WORK REQUIRED:
Report the count of lines below that include "djelo", without any other text.
++++ SUPPLIED ENTRIES
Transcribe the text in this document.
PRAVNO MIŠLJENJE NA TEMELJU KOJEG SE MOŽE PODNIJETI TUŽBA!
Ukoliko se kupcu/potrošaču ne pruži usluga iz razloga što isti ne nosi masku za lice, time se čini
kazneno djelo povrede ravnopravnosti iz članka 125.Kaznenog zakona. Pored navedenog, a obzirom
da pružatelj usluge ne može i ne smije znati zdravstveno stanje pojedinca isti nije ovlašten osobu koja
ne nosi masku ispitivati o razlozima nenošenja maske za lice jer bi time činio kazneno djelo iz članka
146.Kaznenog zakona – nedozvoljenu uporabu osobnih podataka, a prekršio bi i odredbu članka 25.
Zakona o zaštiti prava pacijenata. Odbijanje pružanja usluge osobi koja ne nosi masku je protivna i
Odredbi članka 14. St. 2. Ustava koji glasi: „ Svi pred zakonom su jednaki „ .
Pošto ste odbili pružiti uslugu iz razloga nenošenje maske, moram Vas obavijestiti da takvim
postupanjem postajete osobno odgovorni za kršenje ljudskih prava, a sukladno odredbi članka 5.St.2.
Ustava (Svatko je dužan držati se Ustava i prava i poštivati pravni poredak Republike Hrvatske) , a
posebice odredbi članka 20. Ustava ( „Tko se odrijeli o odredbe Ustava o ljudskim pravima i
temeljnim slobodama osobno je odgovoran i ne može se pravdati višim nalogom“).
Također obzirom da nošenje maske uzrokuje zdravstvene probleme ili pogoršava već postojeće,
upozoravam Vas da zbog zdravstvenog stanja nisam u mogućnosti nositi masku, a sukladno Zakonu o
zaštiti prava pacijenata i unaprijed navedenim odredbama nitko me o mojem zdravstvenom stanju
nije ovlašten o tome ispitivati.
++++++++
EXERCISE RESPONSE:
2